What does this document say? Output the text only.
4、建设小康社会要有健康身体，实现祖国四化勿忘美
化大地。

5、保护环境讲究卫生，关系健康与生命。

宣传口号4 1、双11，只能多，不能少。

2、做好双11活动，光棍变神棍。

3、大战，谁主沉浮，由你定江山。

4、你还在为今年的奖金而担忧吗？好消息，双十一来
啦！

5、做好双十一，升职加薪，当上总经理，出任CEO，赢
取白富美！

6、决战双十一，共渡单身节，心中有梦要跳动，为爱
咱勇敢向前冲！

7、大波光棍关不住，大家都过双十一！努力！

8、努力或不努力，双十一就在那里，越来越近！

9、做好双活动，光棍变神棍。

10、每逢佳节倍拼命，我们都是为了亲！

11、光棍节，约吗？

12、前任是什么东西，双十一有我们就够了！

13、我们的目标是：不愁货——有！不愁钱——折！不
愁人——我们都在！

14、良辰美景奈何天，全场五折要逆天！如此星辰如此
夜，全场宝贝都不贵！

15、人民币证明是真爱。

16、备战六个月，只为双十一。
=======
» **What you have to do**
Every entry must be quoted exactly as it appears above.

» **Result**
What does this document say? Output the text only.
4、建设小康社会要有健康身体，实现祖国四化勿忘美
化大地。

5、保护环境讲究卫生，关系健康与生命。

宣传口号4 1、双11，只能多，不能少。

2、做好双11活动，光棍变神棍。

3、大战，谁主沉浮，由你定江山。

4、你还在为今年的奖金而担忧吗？好消息，双十一来
啦！

5、做好双十一，升职加薪，当上总经理，出任CEO，赢
取白富美！

6、决战双十一，共渡单身节，心中有梦要跳动，为爱
咱勇敢向前冲！

7、大波光棍关不住，大家都过双十一！努力！

8、努力或不努力，双十一就在那里，越来越近！

9、做好双活动，光棍变神棍。

10、每逢佳节倍拼命，我们都是为了亲！

11、光棍节，约吗？

12、前任是什么东西，双十一有我们就够了！

13、我们的目标是：不愁货——有！不愁钱——折！不
愁人——我们都在！

14、良辰美景奈何天，全场五折要逆天！如此星辰如此
夜，全场宝贝都不贵！

15、人民币证明是真爱。

16、备战六个月，只为双十一。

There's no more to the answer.